**** Exercise input ****
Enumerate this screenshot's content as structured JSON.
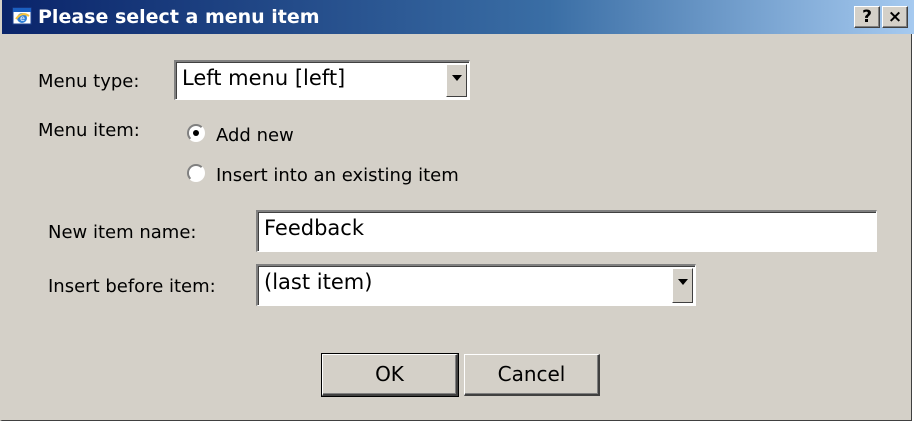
{
  "window": {
    "title": "Please select a menu item",
    "help_label": "?",
    "close_label": "×"
  },
  "form": {
    "menu_type_label": "Menu type:",
    "menu_type_value": "Left menu [left]",
    "menu_item_label": "Menu item:",
    "radio_add_new": "Add new",
    "radio_insert_existing": "Insert into an existing item",
    "selected_radio": "Add new",
    "new_item_name_label": "New item name:",
    "new_item_name_value": "Feedback",
    "insert_before_label": "Insert before item:",
    "insert_before_value": "(last item)"
  },
  "buttons": {
    "ok": "OK",
    "cancel": "Cancel"
  },
  "colors": {
    "dialog_bg": "#d4d0c8",
    "title_gradient_start": "#0a246a",
    "title_gradient_end": "#a6caf0"
  },
  "icons": {
    "app": "ie-app-icon",
    "dropdown": "chevron-down-icon"
  }
}
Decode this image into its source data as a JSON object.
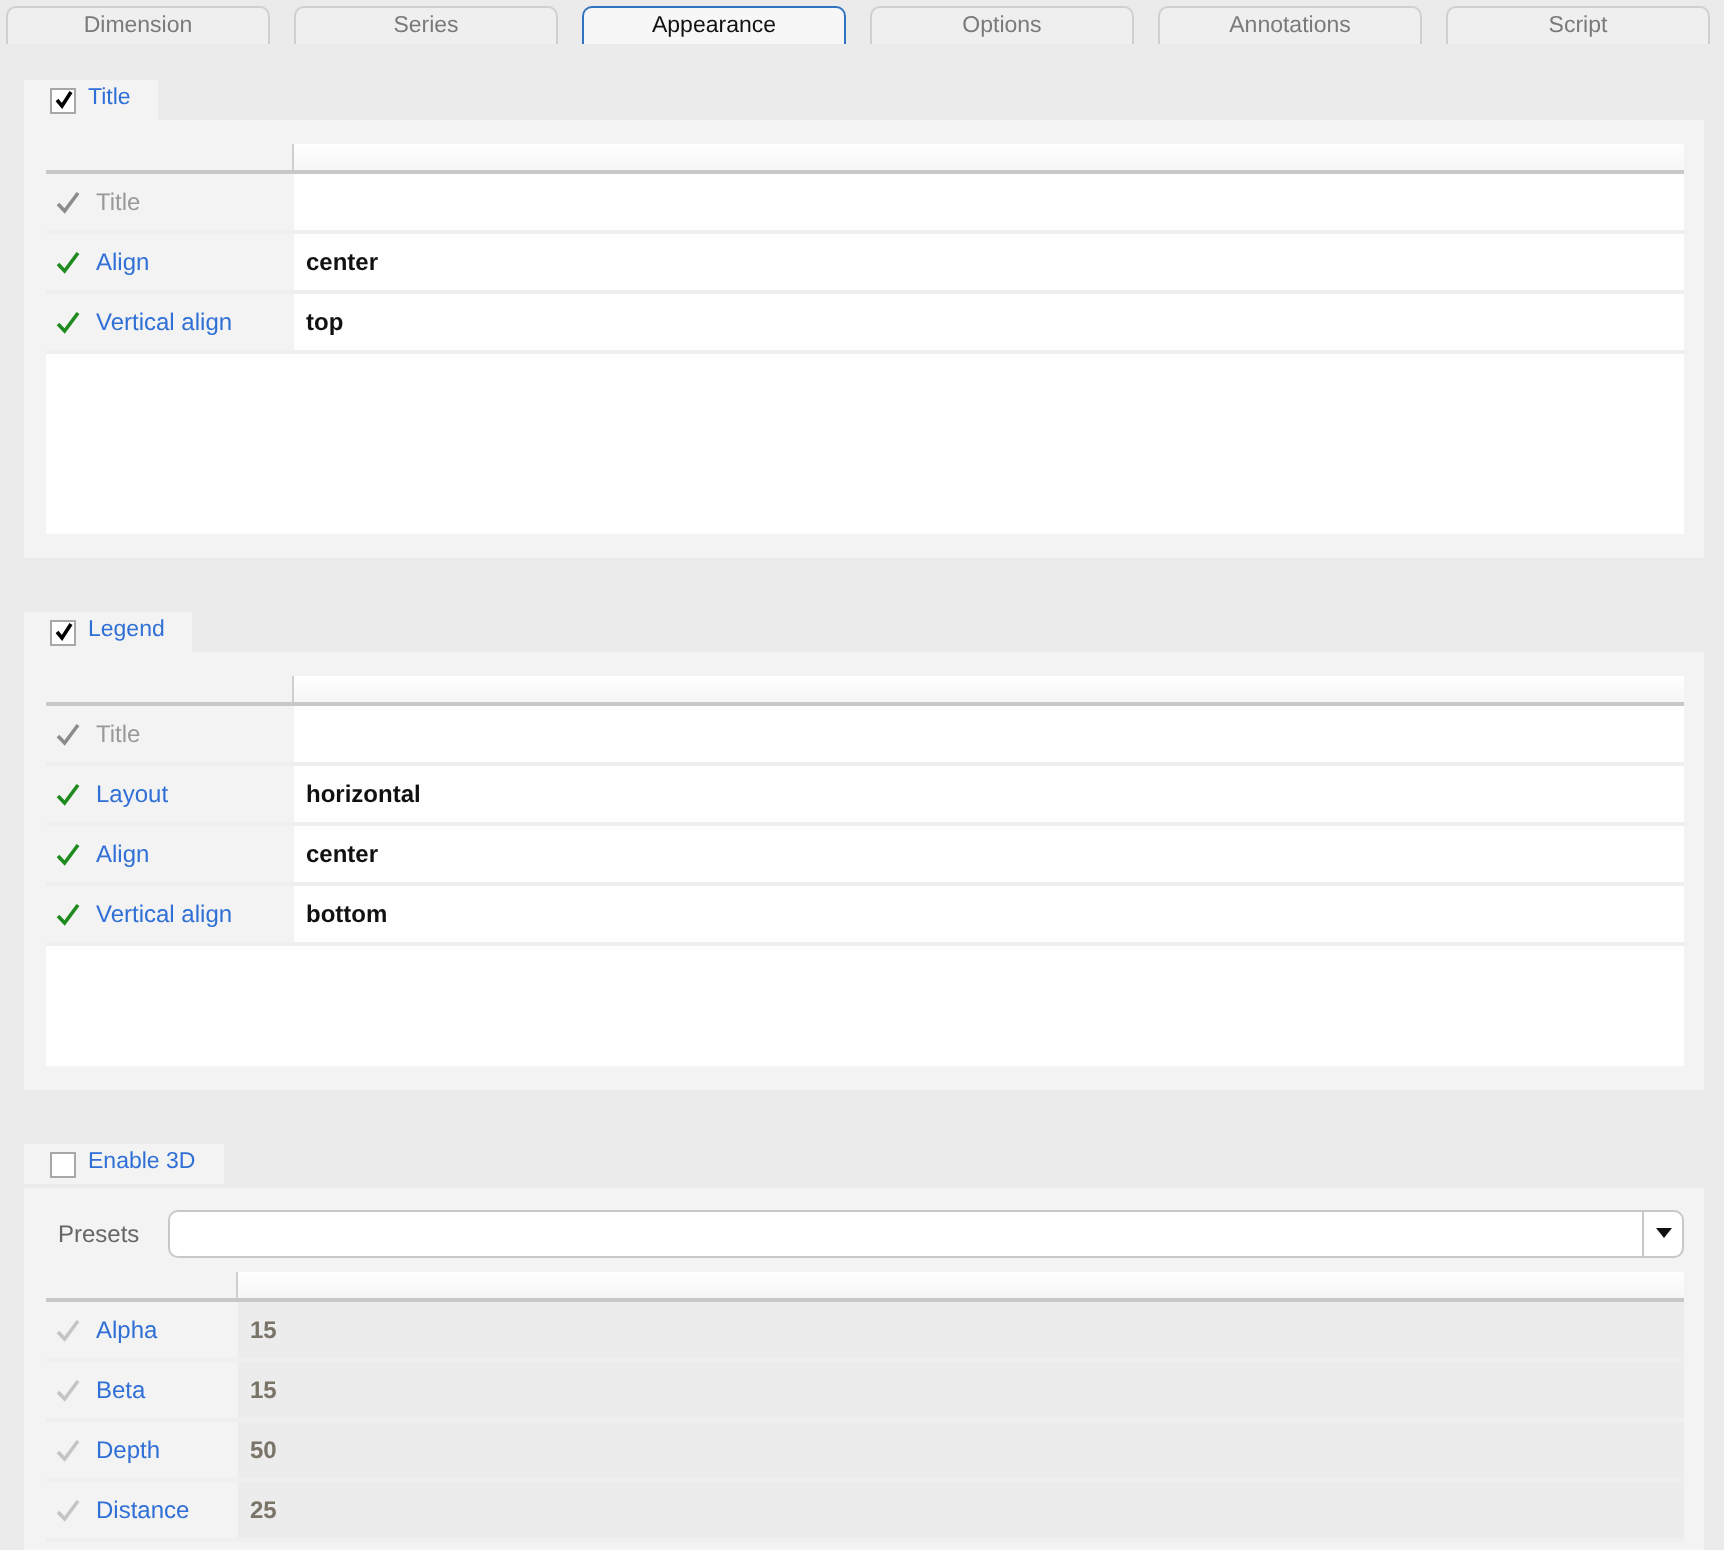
{
  "tabs": [
    {
      "label": "Dimension",
      "selected": false
    },
    {
      "label": "Series",
      "selected": false
    },
    {
      "label": "Appearance",
      "selected": true
    },
    {
      "label": "Options",
      "selected": false
    },
    {
      "label": "Annotations",
      "selected": false
    },
    {
      "label": "Script",
      "selected": false
    }
  ],
  "sections": [
    {
      "label": "Title",
      "checked": true,
      "properties": [
        {
          "name": "Title",
          "set": false
        },
        {
          "name": "Align",
          "set": true,
          "value": "center"
        },
        {
          "name": "Vertical align",
          "set": true,
          "value": "top"
        }
      ]
    },
    {
      "label": "Legend",
      "checked": true,
      "properties": [
        {
          "name": "Title",
          "set": false
        },
        {
          "name": "Layout",
          "set": true,
          "value": "horizontal"
        },
        {
          "name": "Align",
          "set": true,
          "value": "center"
        },
        {
          "name": "Vertical align",
          "set": true,
          "value": "bottom"
        }
      ]
    },
    {
      "label": "Enable 3D",
      "checked": false,
      "presets": {
        "label": "Presets"
      },
      "properties": [
        {
          "name": "Alpha",
          "set": false,
          "value": "15"
        },
        {
          "name": "Beta",
          "set": false,
          "value": "15"
        },
        {
          "name": "Depth",
          "set": false,
          "value": "50"
        },
        {
          "name": "Distance",
          "set": false,
          "value": "25"
        }
      ]
    }
  ]
}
****
Written task>
Repeat the records word for word. Any picture in them should be left out.

Exercise solution>
Enumerate this screenshot's content as structured JSON.
{
  "window": {
    "title": "Please select a menu item",
    "help_label": "?",
    "close_label": "×"
  },
  "form": {
    "menu_type_label": "Menu type:",
    "menu_type_value": "Left menu [left]",
    "menu_item_label": "Menu item:",
    "radio_add_new": "Add new",
    "radio_insert_existing": "Insert into an existing item",
    "selected_radio": "Add new",
    "new_item_name_label": "New item name:",
    "new_item_name_value": "Feedback",
    "insert_before_label": "Insert before item:",
    "insert_before_value": "(last item)"
  },
  "buttons": {
    "ok": "OK",
    "cancel": "Cancel"
  },
  "colors": {
    "dialog_bg": "#d4d0c8",
    "title_gradient_start": "#0a246a",
    "title_gradient_end": "#a6caf0"
  },
  "icons": {
    "app": "ie-app-icon",
    "dropdown": "chevron-down-icon"
  }
}
Decode this image into its source data as a JSON object.
{
  "tabs": [
    {
      "label": "Dimension",
      "selected": false
    },
    {
      "label": "Series",
      "selected": false
    },
    {
      "label": "Appearance",
      "selected": true
    },
    {
      "label": "Options",
      "selected": false
    },
    {
      "label": "Annotations",
      "selected": false
    },
    {
      "label": "Script",
      "selected": false
    }
  ],
  "sections": [
    {
      "label": "Title",
      "checked": true,
      "properties": [
        {
          "name": "Title",
          "set": false
        },
        {
          "name": "Align",
          "set": true,
          "value": "center"
        },
        {
          "name": "Vertical align",
          "set": true,
          "value": "top"
        }
      ]
    },
    {
      "label": "Legend",
      "checked": true,
      "properties": [
        {
          "name": "Title",
          "set": false
        },
        {
          "name": "Layout",
          "set": true,
          "value": "horizontal"
        },
        {
          "name": "Align",
          "set": true,
          "value": "center"
        },
        {
          "name": "Vertical align",
          "set": true,
          "value": "bottom"
        }
      ]
    },
    {
      "label": "Enable 3D",
      "checked": false,
      "presets": {
        "label": "Presets"
      },
      "properties": [
        {
          "name": "Alpha",
          "set": false,
          "value": "15"
        },
        {
          "name": "Beta",
          "set": false,
          "value": "15"
        },
        {
          "name": "Depth",
          "set": false,
          "value": "50"
        },
        {
          "name": "Distance",
          "set": false,
          "value": "25"
        }
      ]
    }
  ]
}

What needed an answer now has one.